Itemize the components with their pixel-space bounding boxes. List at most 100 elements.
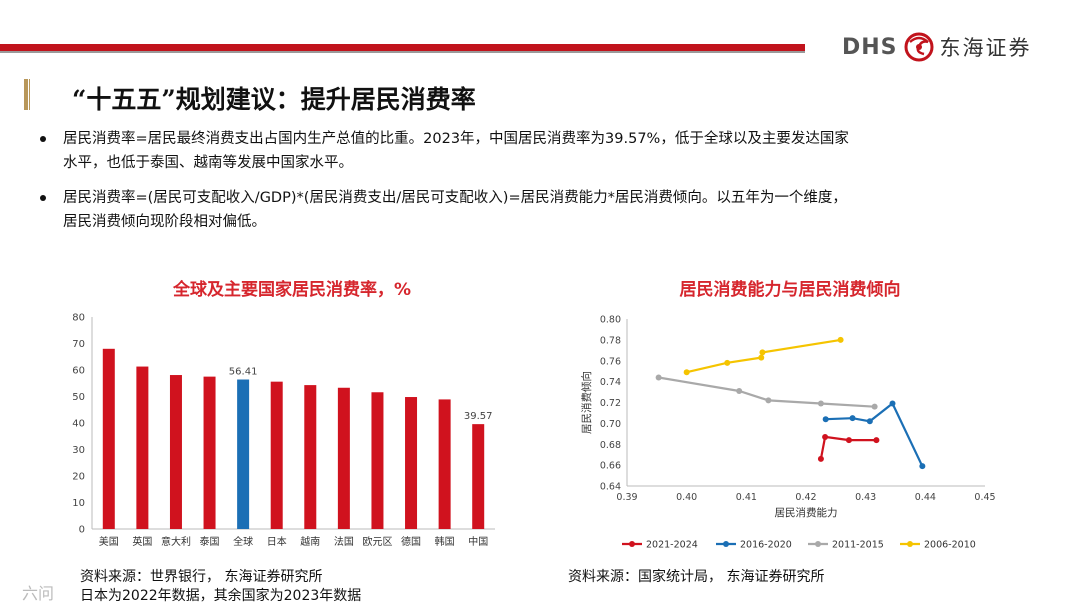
header-red-bar [0, 44, 805, 51]
brand-logo: DHS 东海证券 [842, 30, 1032, 64]
x-tick-label: 泰国 [200, 535, 220, 548]
title-accent-bar [24, 79, 28, 110]
x-tick-label: 韩国 [435, 535, 455, 548]
bar [102, 348, 115, 529]
data-label: 39.57 [464, 411, 493, 422]
legend-label: 2021-2024 [646, 540, 698, 551]
series-point [889, 400, 896, 407]
bar [371, 392, 384, 529]
data-label: 56.41 [229, 367, 258, 378]
bar [203, 376, 216, 529]
y-tick-label: 0.80 [600, 315, 621, 326]
legend-swatch-point [723, 541, 729, 547]
title-accent-line [29, 79, 30, 110]
x-tick-label: 中国 [468, 535, 488, 548]
legend-swatch-point [907, 541, 913, 547]
bullet-list: 居民消费率=居民最终消费支出占国内生产总值的比重。2023年，中国居民消费率为3… [40, 127, 1010, 245]
series-point [873, 437, 880, 444]
x-tick-label: 法国 [334, 535, 354, 548]
series-point [683, 369, 690, 376]
legend-label: 2006-2010 [924, 540, 976, 551]
series-point [817, 400, 824, 407]
y-tick-label: 0.70 [600, 419, 621, 430]
y-tick-label: 40 [72, 419, 85, 430]
series-point [845, 437, 852, 444]
bar [169, 375, 182, 529]
source-note-right: 资料来源：国家统计局， 东海证券研究所 [568, 569, 825, 585]
x-tick-label: 0.40 [676, 492, 697, 503]
bar-chart-title: 全球及主要国家居民消费率，% [172, 280, 412, 300]
watermark: 六问 [22, 584, 55, 603]
series-point [822, 433, 829, 440]
bullet-dot [40, 195, 46, 201]
source-left-line: 资料来源：世界银行， 东海证券研究所 [80, 569, 323, 585]
y-tick-label: 0 [79, 525, 85, 536]
bar [237, 379, 250, 529]
y-tick-label: 80 [72, 313, 85, 324]
bullet-line: 居民消费倾向现阶段相对偏低。 [63, 214, 266, 230]
series-line [825, 401, 924, 467]
y-tick-label: 60 [72, 366, 85, 377]
bar [438, 399, 451, 529]
series-point [822, 416, 829, 423]
bullet-line: 居民消费率=居民最终消费支出占国内生产总值的比重。2023年，中国居民消费率为3… [63, 131, 849, 147]
series-point [817, 455, 824, 462]
brand-latin: DHS [842, 34, 898, 60]
y-tick-label: 30 [72, 445, 85, 456]
series-point [724, 359, 731, 366]
bullet-line: 居民消费率=(居民可支配收入/GDP)*(居民消费支出/居民可支配收入)=居民消… [63, 190, 847, 206]
series-point [837, 336, 844, 343]
series-point [759, 349, 766, 356]
legend-swatch-point [815, 541, 821, 547]
x-tick-label: 美国 [99, 535, 119, 548]
x-tick-label: 0.42 [795, 492, 816, 503]
bar [136, 366, 149, 529]
bullet-line: 水平，也低于泰国、越南等发展中国家水平。 [63, 155, 353, 171]
bullet-item: 居民消费率=(居民可支配收入/GDP)*(居民消费支出/居民可支配收入)=居民消… [40, 186, 1010, 234]
series-point [765, 397, 772, 404]
y-tick-label: 10 [72, 498, 85, 509]
series-point [655, 374, 662, 381]
x-tick-label: 欧元区 [362, 536, 392, 548]
series-point [871, 403, 878, 410]
y-tick-label: 0.68 [600, 440, 621, 451]
x-tick-label: 0.44 [915, 492, 936, 503]
x-tick-label: 0.45 [974, 492, 995, 503]
series-point [849, 415, 856, 422]
y-tick-label: 50 [72, 392, 85, 403]
x-tick-label: 0.39 [616, 492, 637, 503]
bar-chart: 0 10 20 30 40 50 60 70 80 美国 英国 意大利 泰国 全球 56.41 日本 越南 法国欧… [72, 313, 495, 548]
y-axis-title: 居民消费倾向 [580, 371, 593, 434]
legend-label: 2016-2020 [740, 540, 792, 551]
y-tick-label: 0.66 [600, 461, 621, 472]
header-gray-bar [0, 51, 805, 53]
y-tick-label: 0.64 [600, 482, 621, 493]
x-tick-label: 0.41 [736, 492, 757, 503]
series-point [758, 354, 765, 361]
y-tick-label: 0.72 [600, 398, 621, 409]
x-axis-title: 居民消费能力 [775, 506, 838, 519]
series-point [736, 388, 743, 395]
x-tick-label: 0.43 [855, 492, 876, 503]
x-tick-label: 意大利 [161, 535, 191, 548]
bullet-item: 居民消费率=居民最终消费支出占国内生产总值的比重。2023年，中国居民消费率为3… [40, 127, 1010, 175]
scatter-line-chart: 0.39 0.40 0.41 0.42 0.43 0.44 0.45 0.64 0.66 0.68… [580, 315, 996, 551]
source-note-left: 资料来源：世界银行， 东海证券研究所 日本为2022年数据，其余国家为2023年… [80, 568, 361, 606]
bar [270, 381, 283, 529]
bar [472, 424, 485, 529]
y-tick-label: 70 [72, 339, 85, 350]
y-tick-label: 20 [72, 472, 85, 483]
scatter-chart-title: 居民消费能力与居民消费倾向 [679, 280, 901, 300]
series-line [819, 435, 877, 460]
y-tick-label: 0.74 [600, 377, 621, 388]
brand-chinese: 东海证券 [939, 36, 1032, 60]
y-tick-label: 0.78 [600, 335, 621, 346]
y-tick-label: 0.76 [600, 356, 621, 367]
series-point [919, 463, 926, 470]
series-point [866, 418, 873, 425]
legend-label: 2011-2015 [832, 540, 884, 551]
bullet-dot [40, 136, 46, 142]
page-title: “十五五”规划建议：提升居民消费率 [72, 85, 476, 114]
dragon-emblem-icon [904, 32, 934, 62]
x-tick-label: 全球 [233, 535, 253, 548]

STATED TASK: Please revise these lines so that each "series-point" becomes "scatter-point", with nothing else changed. Leave the picture out of your answer.

WRITTEN SOLUTION:
Itemize the components with their pixel-space bounding boxes. List at most 100 elements.
header-red-bar [0, 44, 805, 51]
brand-logo: DHS 东海证券 [842, 30, 1032, 64]
x-tick-label: 泰国 [200, 535, 220, 548]
title-accent-bar [24, 79, 28, 110]
x-tick-label: 韩国 [435, 535, 455, 548]
bar [102, 348, 115, 529]
data-label: 39.57 [464, 411, 493, 422]
legend-label: 2021-2024 [646, 540, 698, 551]
scatter-point [889, 400, 896, 407]
bar [371, 392, 384, 529]
data-label: 56.41 [229, 367, 258, 378]
bar [203, 376, 216, 529]
y-tick-label: 0.80 [600, 315, 621, 326]
legend-swatch-point [723, 541, 729, 547]
title-accent-line [29, 79, 30, 110]
x-tick-label: 中国 [468, 535, 488, 548]
legend-swatch-point [907, 541, 913, 547]
bullet-list: 居民消费率=居民最终消费支出占国内生产总值的比重。2023年，中国居民消费率为3… [40, 127, 1010, 245]
scatter-point [873, 437, 880, 444]
x-tick-label: 法国 [334, 535, 354, 548]
scatter-point [683, 369, 690, 376]
legend-label: 2006-2010 [924, 540, 976, 551]
scatter-point [817, 400, 824, 407]
y-tick-label: 0.70 [600, 419, 621, 430]
y-tick-label: 40 [72, 419, 85, 430]
scatter-point [845, 437, 852, 444]
bar [169, 375, 182, 529]
source-note-right: 资料来源：国家统计局， 东海证券研究所 [568, 569, 825, 585]
x-tick-label: 0.40 [676, 492, 697, 503]
bar-chart-title: 全球及主要国家居民消费率，% [172, 280, 412, 300]
watermark: 六问 [22, 584, 55, 603]
scatter-point [822, 433, 829, 440]
bullet-dot [40, 195, 46, 201]
source-left-line: 资料来源：世界银行， 东海证券研究所 [80, 569, 323, 585]
y-tick-label: 0 [79, 525, 85, 536]
bar [237, 379, 250, 529]
y-tick-label: 80 [72, 313, 85, 324]
bullet-line: 居民消费倾向现阶段相对偏低。 [63, 214, 266, 230]
series-line [825, 401, 924, 467]
y-tick-label: 60 [72, 366, 85, 377]
bar [438, 399, 451, 529]
scatter-point [822, 416, 829, 423]
bullet-line: 居民消费率=居民最终消费支出占国内生产总值的比重。2023年，中国居民消费率为3… [63, 131, 849, 147]
scatter-point [817, 455, 824, 462]
brand-latin: DHS [842, 34, 898, 60]
y-tick-label: 30 [72, 445, 85, 456]
scatter-point [724, 359, 731, 366]
bullet-line: 居民消费率=(居民可支配收入/GDP)*(居民消费支出/居民可支配收入)=居民消… [63, 190, 847, 206]
scatter-point [837, 336, 844, 343]
scatter-point [759, 349, 766, 356]
legend-swatch-point [815, 541, 821, 547]
x-tick-label: 美国 [99, 535, 119, 548]
x-tick-label: 0.42 [795, 492, 816, 503]
bar [136, 366, 149, 529]
bullet-line: 水平，也低于泰国、越南等发展中国家水平。 [63, 155, 353, 171]
bullet-item: 居民消费率=(居民可支配收入/GDP)*(居民消费支出/居民可支配收入)=居民消… [40, 186, 1010, 234]
scatter-point [765, 397, 772, 404]
y-tick-label: 10 [72, 498, 85, 509]
scatter-point [655, 374, 662, 381]
x-tick-label: 欧元区 [362, 536, 392, 548]
scatter-point [871, 403, 878, 410]
y-tick-label: 0.68 [600, 440, 621, 451]
x-tick-label: 0.44 [915, 492, 936, 503]
x-tick-label: 0.45 [974, 492, 995, 503]
scatter-point [849, 415, 856, 422]
y-tick-label: 50 [72, 392, 85, 403]
x-tick-label: 0.39 [616, 492, 637, 503]
bar-chart: 0 10 20 30 40 50 60 70 80 美国 英国 意大利 泰国 全球 56.41 日本 越南 法国欧… [72, 313, 495, 548]
y-axis-title: 居民消费倾向 [580, 371, 593, 434]
legend-label: 2016-2020 [740, 540, 792, 551]
y-tick-label: 0.66 [600, 461, 621, 472]
header-gray-bar [0, 51, 805, 53]
y-tick-label: 0.64 [600, 482, 621, 493]
x-tick-label: 0.41 [736, 492, 757, 503]
scatter-point [758, 354, 765, 361]
y-tick-label: 0.72 [600, 398, 621, 409]
x-axis-title: 居民消费能力 [775, 506, 838, 519]
scatter-point [736, 388, 743, 395]
x-tick-label: 0.43 [855, 492, 876, 503]
x-tick-label: 意大利 [161, 535, 191, 548]
bullet-item: 居民消费率=居民最终消费支出占国内生产总值的比重。2023年，中国居民消费率为3… [40, 127, 1010, 175]
scatter-line-chart: 0.39 0.40 0.41 0.42 0.43 0.44 0.45 0.64 0.66 0.68… [580, 315, 996, 551]
source-note-left: 资料来源：世界银行， 东海证券研究所 日本为2022年数据，其余国家为2023年… [80, 568, 361, 606]
bar [270, 381, 283, 529]
bar [472, 424, 485, 529]
y-tick-label: 70 [72, 339, 85, 350]
y-tick-label: 20 [72, 472, 85, 483]
scatter-chart-title: 居民消费能力与居民消费倾向 [679, 280, 901, 300]
series-line [819, 435, 877, 460]
y-tick-label: 0.74 [600, 377, 621, 388]
brand-chinese: 东海证券 [939, 36, 1032, 60]
y-tick-label: 0.78 [600, 335, 621, 346]
y-tick-label: 0.76 [600, 356, 621, 367]
scatter-point [919, 463, 926, 470]
scatter-point [866, 418, 873, 425]
legend-label: 2011-2015 [832, 540, 884, 551]
bullet-dot [40, 136, 46, 142]
page-title: “十五五”规划建议：提升居民消费率 [72, 85, 476, 114]
dragon-emblem-icon [904, 32, 934, 62]
x-tick-label: 全球 [233, 535, 253, 548]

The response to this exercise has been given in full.